* start THE INPUT *

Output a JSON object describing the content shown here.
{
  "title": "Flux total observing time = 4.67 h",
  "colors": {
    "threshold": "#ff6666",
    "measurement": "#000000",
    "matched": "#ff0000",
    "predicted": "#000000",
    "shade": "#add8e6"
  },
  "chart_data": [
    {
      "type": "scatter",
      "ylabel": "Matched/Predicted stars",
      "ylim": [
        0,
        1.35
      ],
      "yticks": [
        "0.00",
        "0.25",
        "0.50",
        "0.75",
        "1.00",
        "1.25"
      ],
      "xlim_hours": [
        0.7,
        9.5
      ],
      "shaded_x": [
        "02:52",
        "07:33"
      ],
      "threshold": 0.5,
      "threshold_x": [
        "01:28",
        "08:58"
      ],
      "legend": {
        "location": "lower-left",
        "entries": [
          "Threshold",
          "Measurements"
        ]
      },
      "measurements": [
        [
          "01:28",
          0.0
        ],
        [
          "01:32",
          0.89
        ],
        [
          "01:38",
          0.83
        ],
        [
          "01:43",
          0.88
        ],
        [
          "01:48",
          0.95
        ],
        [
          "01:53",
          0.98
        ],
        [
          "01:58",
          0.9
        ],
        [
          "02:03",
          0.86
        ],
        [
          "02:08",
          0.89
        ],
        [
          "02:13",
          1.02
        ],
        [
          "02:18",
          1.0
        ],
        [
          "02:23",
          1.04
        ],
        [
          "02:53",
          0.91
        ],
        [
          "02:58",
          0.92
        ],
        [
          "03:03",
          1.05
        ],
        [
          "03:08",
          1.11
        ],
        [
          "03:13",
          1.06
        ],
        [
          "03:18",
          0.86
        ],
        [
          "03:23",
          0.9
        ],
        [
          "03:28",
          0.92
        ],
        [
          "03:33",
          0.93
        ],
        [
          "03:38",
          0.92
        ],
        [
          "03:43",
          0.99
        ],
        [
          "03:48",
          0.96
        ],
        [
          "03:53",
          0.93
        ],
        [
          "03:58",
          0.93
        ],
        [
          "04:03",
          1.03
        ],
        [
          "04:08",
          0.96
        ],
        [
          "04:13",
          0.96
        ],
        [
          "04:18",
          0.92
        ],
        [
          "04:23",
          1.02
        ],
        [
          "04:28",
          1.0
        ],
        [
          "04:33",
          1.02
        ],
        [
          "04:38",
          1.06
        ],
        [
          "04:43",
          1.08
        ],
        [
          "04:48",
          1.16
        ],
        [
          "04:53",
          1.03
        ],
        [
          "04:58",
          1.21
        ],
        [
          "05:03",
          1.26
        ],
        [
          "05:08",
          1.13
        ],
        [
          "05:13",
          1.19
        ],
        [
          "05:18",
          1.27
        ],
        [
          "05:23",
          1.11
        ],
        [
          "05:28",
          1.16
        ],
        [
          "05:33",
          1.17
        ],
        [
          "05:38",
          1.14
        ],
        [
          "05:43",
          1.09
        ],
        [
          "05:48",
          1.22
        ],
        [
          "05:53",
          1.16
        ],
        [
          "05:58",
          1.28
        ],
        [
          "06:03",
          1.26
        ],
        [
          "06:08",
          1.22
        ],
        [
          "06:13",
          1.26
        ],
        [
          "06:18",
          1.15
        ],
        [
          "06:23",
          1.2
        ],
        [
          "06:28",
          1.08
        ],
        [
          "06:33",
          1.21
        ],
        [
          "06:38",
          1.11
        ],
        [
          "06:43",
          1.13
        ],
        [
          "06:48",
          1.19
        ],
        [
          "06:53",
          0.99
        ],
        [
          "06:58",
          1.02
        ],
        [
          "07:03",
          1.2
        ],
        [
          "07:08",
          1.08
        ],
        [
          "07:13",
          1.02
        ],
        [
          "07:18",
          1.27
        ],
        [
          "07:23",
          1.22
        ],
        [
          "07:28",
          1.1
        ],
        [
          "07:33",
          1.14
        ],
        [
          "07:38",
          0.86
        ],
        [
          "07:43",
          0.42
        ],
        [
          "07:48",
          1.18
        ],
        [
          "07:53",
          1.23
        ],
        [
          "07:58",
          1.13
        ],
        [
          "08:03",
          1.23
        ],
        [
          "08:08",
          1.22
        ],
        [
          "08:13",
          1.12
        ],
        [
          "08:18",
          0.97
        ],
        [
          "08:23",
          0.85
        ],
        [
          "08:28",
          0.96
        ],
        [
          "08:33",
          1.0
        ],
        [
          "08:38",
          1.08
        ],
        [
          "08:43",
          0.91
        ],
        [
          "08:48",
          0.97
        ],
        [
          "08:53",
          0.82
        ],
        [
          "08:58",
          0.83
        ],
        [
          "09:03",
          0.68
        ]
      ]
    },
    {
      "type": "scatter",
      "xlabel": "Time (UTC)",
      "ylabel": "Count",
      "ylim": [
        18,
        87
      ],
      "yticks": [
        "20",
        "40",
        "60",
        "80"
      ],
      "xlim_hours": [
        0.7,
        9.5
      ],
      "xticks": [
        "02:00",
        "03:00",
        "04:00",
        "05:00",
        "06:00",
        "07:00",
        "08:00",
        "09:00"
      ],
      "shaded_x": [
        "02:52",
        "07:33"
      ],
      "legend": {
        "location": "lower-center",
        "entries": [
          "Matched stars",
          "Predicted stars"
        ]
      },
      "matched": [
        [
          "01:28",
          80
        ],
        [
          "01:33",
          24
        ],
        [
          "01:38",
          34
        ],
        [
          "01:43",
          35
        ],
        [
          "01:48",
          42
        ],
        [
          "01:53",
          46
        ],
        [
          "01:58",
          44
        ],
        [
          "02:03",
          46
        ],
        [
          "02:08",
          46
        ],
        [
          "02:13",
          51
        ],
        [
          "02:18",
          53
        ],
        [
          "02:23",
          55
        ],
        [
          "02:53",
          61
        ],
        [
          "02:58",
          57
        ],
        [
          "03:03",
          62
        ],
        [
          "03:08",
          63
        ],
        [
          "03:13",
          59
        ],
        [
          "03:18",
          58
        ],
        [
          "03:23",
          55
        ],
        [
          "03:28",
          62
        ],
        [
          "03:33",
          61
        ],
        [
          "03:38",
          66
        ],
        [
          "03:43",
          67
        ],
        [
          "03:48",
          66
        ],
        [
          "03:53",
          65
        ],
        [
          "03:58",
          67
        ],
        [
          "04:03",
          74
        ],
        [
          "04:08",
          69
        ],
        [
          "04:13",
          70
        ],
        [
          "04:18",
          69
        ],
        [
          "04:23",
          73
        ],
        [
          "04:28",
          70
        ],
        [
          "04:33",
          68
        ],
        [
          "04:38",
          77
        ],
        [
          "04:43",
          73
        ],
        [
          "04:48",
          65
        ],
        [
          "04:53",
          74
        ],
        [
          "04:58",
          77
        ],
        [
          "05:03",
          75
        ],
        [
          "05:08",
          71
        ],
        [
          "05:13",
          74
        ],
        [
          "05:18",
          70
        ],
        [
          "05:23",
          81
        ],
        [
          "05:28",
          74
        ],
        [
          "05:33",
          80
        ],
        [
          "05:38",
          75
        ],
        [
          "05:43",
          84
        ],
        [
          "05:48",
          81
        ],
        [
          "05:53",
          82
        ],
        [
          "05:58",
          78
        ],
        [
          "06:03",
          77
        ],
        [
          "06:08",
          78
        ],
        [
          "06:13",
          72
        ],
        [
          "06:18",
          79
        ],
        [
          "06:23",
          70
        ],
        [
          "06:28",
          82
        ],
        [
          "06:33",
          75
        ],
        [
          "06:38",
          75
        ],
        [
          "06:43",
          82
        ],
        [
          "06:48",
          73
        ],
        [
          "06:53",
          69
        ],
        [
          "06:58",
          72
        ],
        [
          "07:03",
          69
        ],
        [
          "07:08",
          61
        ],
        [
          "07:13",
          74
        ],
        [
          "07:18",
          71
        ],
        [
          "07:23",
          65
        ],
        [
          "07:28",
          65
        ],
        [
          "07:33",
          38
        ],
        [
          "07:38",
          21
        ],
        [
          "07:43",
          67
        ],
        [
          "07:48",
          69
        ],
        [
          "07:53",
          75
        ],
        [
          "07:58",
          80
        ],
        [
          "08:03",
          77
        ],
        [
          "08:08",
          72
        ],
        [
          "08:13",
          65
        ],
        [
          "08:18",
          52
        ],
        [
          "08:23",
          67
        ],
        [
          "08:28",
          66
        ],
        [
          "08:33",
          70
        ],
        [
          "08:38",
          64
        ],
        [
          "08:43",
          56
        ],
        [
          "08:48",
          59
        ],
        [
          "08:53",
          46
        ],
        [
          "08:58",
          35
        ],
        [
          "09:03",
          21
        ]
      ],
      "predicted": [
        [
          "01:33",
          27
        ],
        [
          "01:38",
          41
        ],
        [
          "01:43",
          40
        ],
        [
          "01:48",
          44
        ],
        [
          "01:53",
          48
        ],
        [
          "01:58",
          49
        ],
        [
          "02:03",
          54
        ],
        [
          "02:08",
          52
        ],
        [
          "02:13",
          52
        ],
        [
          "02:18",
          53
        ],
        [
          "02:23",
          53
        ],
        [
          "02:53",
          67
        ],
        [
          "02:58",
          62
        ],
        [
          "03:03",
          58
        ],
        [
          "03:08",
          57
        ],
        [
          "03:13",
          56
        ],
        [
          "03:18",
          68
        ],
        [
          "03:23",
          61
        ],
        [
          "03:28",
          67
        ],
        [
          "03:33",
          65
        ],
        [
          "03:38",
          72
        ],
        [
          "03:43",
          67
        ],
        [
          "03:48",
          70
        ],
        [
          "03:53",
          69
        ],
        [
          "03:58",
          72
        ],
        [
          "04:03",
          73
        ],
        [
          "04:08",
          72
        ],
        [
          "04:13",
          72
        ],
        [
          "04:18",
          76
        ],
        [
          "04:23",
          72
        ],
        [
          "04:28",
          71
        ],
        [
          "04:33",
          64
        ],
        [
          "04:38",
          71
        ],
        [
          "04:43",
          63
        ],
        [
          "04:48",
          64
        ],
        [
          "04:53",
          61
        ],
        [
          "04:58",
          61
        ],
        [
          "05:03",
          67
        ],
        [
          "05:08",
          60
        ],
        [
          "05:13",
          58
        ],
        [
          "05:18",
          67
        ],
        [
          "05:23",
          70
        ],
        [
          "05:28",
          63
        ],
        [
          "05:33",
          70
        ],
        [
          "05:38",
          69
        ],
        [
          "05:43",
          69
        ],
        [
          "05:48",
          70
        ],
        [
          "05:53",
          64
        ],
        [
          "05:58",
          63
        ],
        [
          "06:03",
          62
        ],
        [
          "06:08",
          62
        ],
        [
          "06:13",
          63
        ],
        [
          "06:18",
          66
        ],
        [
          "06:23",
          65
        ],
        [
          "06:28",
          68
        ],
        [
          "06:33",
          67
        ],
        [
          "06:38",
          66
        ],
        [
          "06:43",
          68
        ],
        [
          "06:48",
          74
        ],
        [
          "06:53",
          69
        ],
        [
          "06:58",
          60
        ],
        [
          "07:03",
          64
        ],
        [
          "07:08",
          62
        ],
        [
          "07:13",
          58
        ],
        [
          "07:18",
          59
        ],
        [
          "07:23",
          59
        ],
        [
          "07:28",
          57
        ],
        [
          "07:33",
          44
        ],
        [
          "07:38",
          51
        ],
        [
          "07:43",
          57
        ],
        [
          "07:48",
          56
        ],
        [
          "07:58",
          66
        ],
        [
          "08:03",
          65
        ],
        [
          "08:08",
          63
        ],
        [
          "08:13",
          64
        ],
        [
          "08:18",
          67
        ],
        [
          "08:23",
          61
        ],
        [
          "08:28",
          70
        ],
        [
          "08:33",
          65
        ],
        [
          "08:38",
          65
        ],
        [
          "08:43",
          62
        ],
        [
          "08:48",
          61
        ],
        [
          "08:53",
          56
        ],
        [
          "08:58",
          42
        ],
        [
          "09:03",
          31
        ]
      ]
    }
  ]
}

* end THE INPUT *

## [SHORT TASK]
Tell how many lines hold the string "location", giving the number and nothing else.

## [RESULT]
2